** Do this **
Extract each line of the material that follows exactly and omit its pictures.

** Provided information **
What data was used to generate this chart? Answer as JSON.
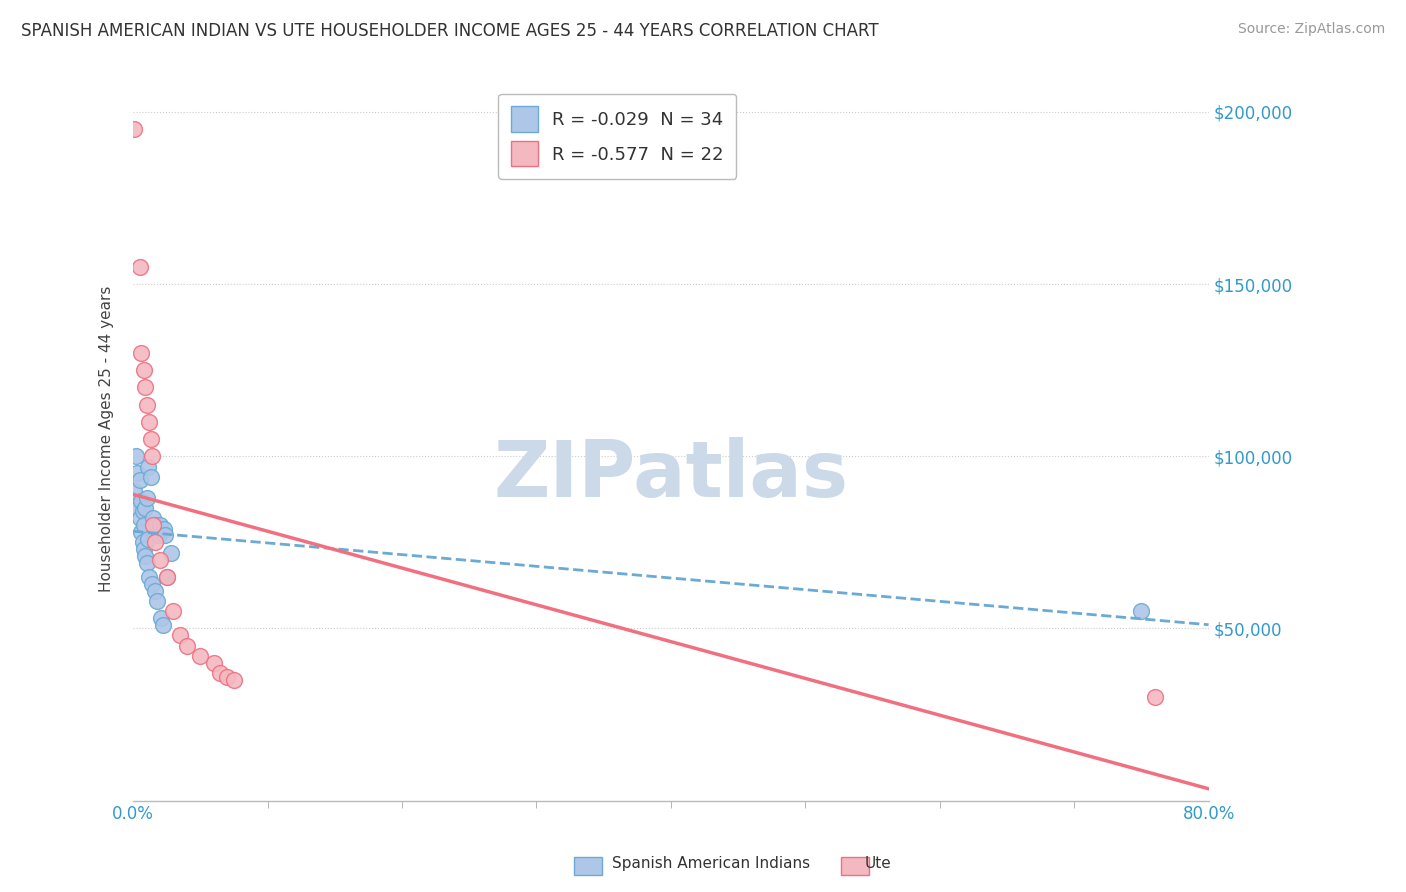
{
  "title": "SPANISH AMERICAN INDIAN VS UTE HOUSEHOLDER INCOME AGES 25 - 44 YEARS CORRELATION CHART",
  "source": "Source: ZipAtlas.com",
  "ylabel": "Householder Income Ages 25 - 44 years",
  "watermark": "ZIPatlas",
  "legend1_label": "R = -0.029  N = 34",
  "legend2_label": "R = -0.577  N = 22",
  "legend1_face": "#aec6e8",
  "legend2_face": "#f4b8c1",
  "scatter1_edge": "#6aaad4",
  "scatter2_edge": "#f07080",
  "trend1_color": "#6aaad4",
  "trend2_color": "#f07080",
  "xmin": 0.0,
  "xmax": 0.8,
  "ymin": 0,
  "ymax": 210000,
  "yticks": [
    0,
    50000,
    100000,
    150000,
    200000
  ],
  "ytick_labels": [
    "",
    "$50,000",
    "$100,000",
    "$150,000",
    "$200,000"
  ],
  "bg_color": "#ffffff",
  "watermark_color": "#ccd9e8",
  "title_fontsize": 12,
  "source_fontsize": 10,
  "tick_color": "#3399cc",
  "blue_x": [
    0.001,
    0.002,
    0.003,
    0.004,
    0.005,
    0.005,
    0.006,
    0.006,
    0.007,
    0.007,
    0.008,
    0.008,
    0.009,
    0.009,
    0.01,
    0.01,
    0.011,
    0.011,
    0.012,
    0.013,
    0.014,
    0.015,
    0.016,
    0.017,
    0.018,
    0.019,
    0.02,
    0.021,
    0.022,
    0.023,
    0.024,
    0.025,
    0.028,
    0.75
  ],
  "blue_y": [
    90000,
    100000,
    95000,
    85000,
    82000,
    93000,
    78000,
    87000,
    75000,
    84000,
    73000,
    80000,
    71000,
    85000,
    69000,
    88000,
    97000,
    76000,
    65000,
    94000,
    63000,
    82000,
    61000,
    80000,
    58000,
    77000,
    80000,
    53000,
    51000,
    79000,
    77000,
    65000,
    72000,
    55000
  ],
  "pink_x": [
    0.001,
    0.005,
    0.006,
    0.008,
    0.009,
    0.01,
    0.012,
    0.013,
    0.014,
    0.015,
    0.016,
    0.02,
    0.025,
    0.03,
    0.035,
    0.04,
    0.05,
    0.06,
    0.065,
    0.07,
    0.075,
    0.76
  ],
  "pink_y": [
    195000,
    155000,
    130000,
    125000,
    120000,
    115000,
    110000,
    105000,
    100000,
    80000,
    75000,
    70000,
    65000,
    55000,
    48000,
    45000,
    42000,
    40000,
    37000,
    36000,
    35000,
    30000
  ]
}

** Solution to the exercise **
What data was used to generate this chart? Answer as JSON.
{
  "title": "SPANISH AMERICAN INDIAN VS UTE HOUSEHOLDER INCOME AGES 25 - 44 YEARS CORRELATION CHART",
  "source": "Source: ZipAtlas.com",
  "ylabel": "Householder Income Ages 25 - 44 years",
  "watermark": "ZIPatlas",
  "legend1_label": "R = -0.029  N = 34",
  "legend2_label": "R = -0.577  N = 22",
  "legend1_face": "#aec6e8",
  "legend2_face": "#f4b8c1",
  "scatter1_edge": "#6aaad4",
  "scatter2_edge": "#f07080",
  "trend1_color": "#6aaad4",
  "trend2_color": "#f07080",
  "xmin": 0.0,
  "xmax": 0.8,
  "ymin": 0,
  "ymax": 210000,
  "yticks": [
    0,
    50000,
    100000,
    150000,
    200000
  ],
  "ytick_labels": [
    "",
    "$50,000",
    "$100,000",
    "$150,000",
    "$200,000"
  ],
  "bg_color": "#ffffff",
  "watermark_color": "#ccd9e8",
  "title_fontsize": 12,
  "source_fontsize": 10,
  "tick_color": "#3399cc",
  "blue_x": [
    0.001,
    0.002,
    0.003,
    0.004,
    0.005,
    0.005,
    0.006,
    0.006,
    0.007,
    0.007,
    0.008,
    0.008,
    0.009,
    0.009,
    0.01,
    0.01,
    0.011,
    0.011,
    0.012,
    0.013,
    0.014,
    0.015,
    0.016,
    0.017,
    0.018,
    0.019,
    0.02,
    0.021,
    0.022,
    0.023,
    0.024,
    0.025,
    0.028,
    0.75
  ],
  "blue_y": [
    90000,
    100000,
    95000,
    85000,
    82000,
    93000,
    78000,
    87000,
    75000,
    84000,
    73000,
    80000,
    71000,
    85000,
    69000,
    88000,
    97000,
    76000,
    65000,
    94000,
    63000,
    82000,
    61000,
    80000,
    58000,
    77000,
    80000,
    53000,
    51000,
    79000,
    77000,
    65000,
    72000,
    55000
  ],
  "pink_x": [
    0.001,
    0.005,
    0.006,
    0.008,
    0.009,
    0.01,
    0.012,
    0.013,
    0.014,
    0.015,
    0.016,
    0.02,
    0.025,
    0.03,
    0.035,
    0.04,
    0.05,
    0.06,
    0.065,
    0.07,
    0.075,
    0.76
  ],
  "pink_y": [
    195000,
    155000,
    130000,
    125000,
    120000,
    115000,
    110000,
    105000,
    100000,
    80000,
    75000,
    70000,
    65000,
    55000,
    48000,
    45000,
    42000,
    40000,
    37000,
    36000,
    35000,
    30000
  ]
}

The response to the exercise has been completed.